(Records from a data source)
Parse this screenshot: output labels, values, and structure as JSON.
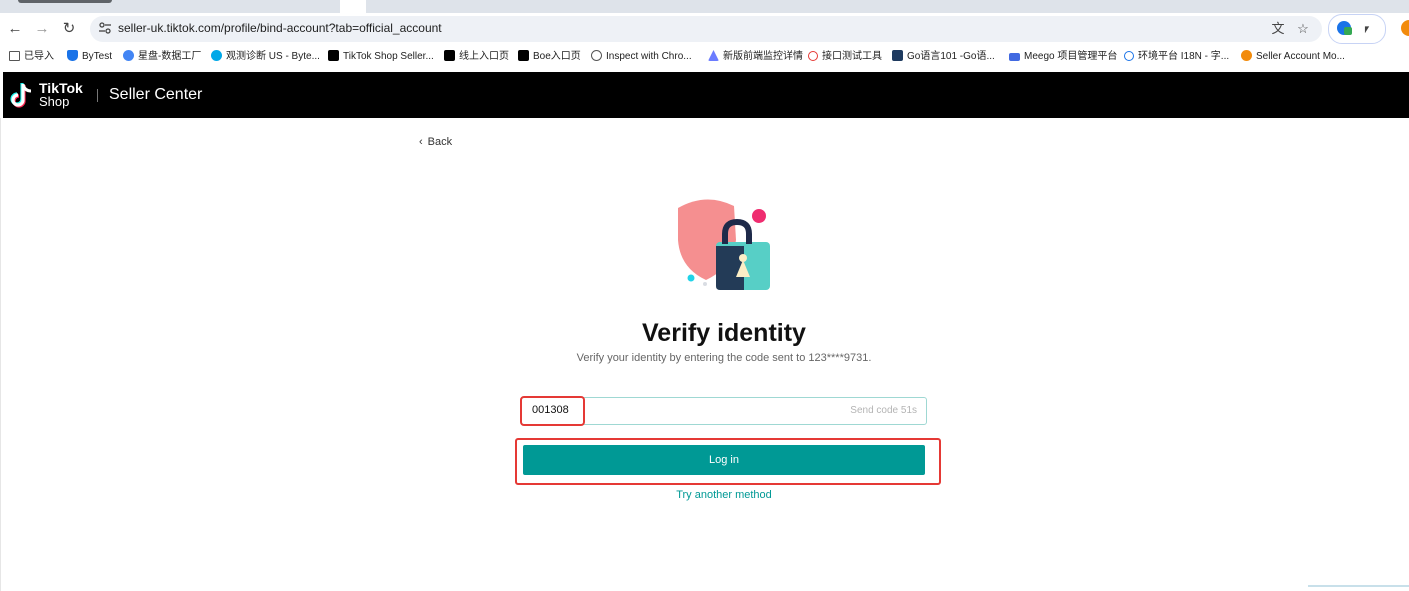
{
  "browser": {
    "url": "seller-uk.tiktok.com/profile/bind-account?tab=official_account",
    "bookmarks": [
      {
        "label": "已导入",
        "color": "#555555"
      },
      {
        "label": "ByTest",
        "color": "#1a73e8"
      },
      {
        "label": "星盘-数据工厂",
        "color": "#4285f4"
      },
      {
        "label": "观测诊断 US - Byte...",
        "color": "#00a8e8"
      },
      {
        "label": "TikTok Shop Seller...",
        "color": "#000000"
      },
      {
        "label": "线上入口页",
        "color": "#000000"
      },
      {
        "label": "Boe入口页",
        "color": "#000000"
      },
      {
        "label": "Inspect with Chro...",
        "color": "#555555"
      },
      {
        "label": "新版前端监控详情",
        "color": "#6b7cff"
      },
      {
        "label": "接口测试工具",
        "color": "#e53935"
      },
      {
        "label": "Go语言101 -Go语...",
        "color": "#1e3a5f"
      },
      {
        "label": "Meego 项目管理平台",
        "color": "#4169e1"
      },
      {
        "label": "环境平台 I18N - 字...",
        "color": "#1a73e8"
      },
      {
        "label": "Seller Account Mo...",
        "color": "#f28b0c"
      }
    ]
  },
  "header": {
    "brand_line1": "TikTok",
    "brand_line2": "Shop",
    "title": "Seller Center"
  },
  "page": {
    "back_label": "Back",
    "title": "Verify identity",
    "subtitle": "Verify your identity by entering the code sent to 123****9731.",
    "code_value": "001308",
    "send_code_label": "Send code 51s",
    "login_label": "Log in",
    "alt_method_label": "Try another method"
  },
  "colors": {
    "accent": "#009995",
    "highlight": "#e53935"
  }
}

§ Objective
Reproduce the listing word for word and omit its pictures.

§ Task answer
Parse this screenshot: output labels, values, and structure as JSON.
{
  "browser": {
    "url": "seller-uk.tiktok.com/profile/bind-account?tab=official_account",
    "bookmarks": [
      {
        "label": "已导入",
        "color": "#555555"
      },
      {
        "label": "ByTest",
        "color": "#1a73e8"
      },
      {
        "label": "星盘-数据工厂",
        "color": "#4285f4"
      },
      {
        "label": "观测诊断 US - Byte...",
        "color": "#00a8e8"
      },
      {
        "label": "TikTok Shop Seller...",
        "color": "#000000"
      },
      {
        "label": "线上入口页",
        "color": "#000000"
      },
      {
        "label": "Boe入口页",
        "color": "#000000"
      },
      {
        "label": "Inspect with Chro...",
        "color": "#555555"
      },
      {
        "label": "新版前端监控详情",
        "color": "#6b7cff"
      },
      {
        "label": "接口测试工具",
        "color": "#e53935"
      },
      {
        "label": "Go语言101 -Go语...",
        "color": "#1e3a5f"
      },
      {
        "label": "Meego 项目管理平台",
        "color": "#4169e1"
      },
      {
        "label": "环境平台 I18N - 字...",
        "color": "#1a73e8"
      },
      {
        "label": "Seller Account Mo...",
        "color": "#f28b0c"
      }
    ]
  },
  "header": {
    "brand_line1": "TikTok",
    "brand_line2": "Shop",
    "title": "Seller Center"
  },
  "page": {
    "back_label": "Back",
    "title": "Verify identity",
    "subtitle": "Verify your identity by entering the code sent to 123****9731.",
    "code_value": "001308",
    "send_code_label": "Send code 51s",
    "login_label": "Log in",
    "alt_method_label": "Try another method"
  },
  "colors": {
    "accent": "#009995",
    "highlight": "#e53935"
  }
}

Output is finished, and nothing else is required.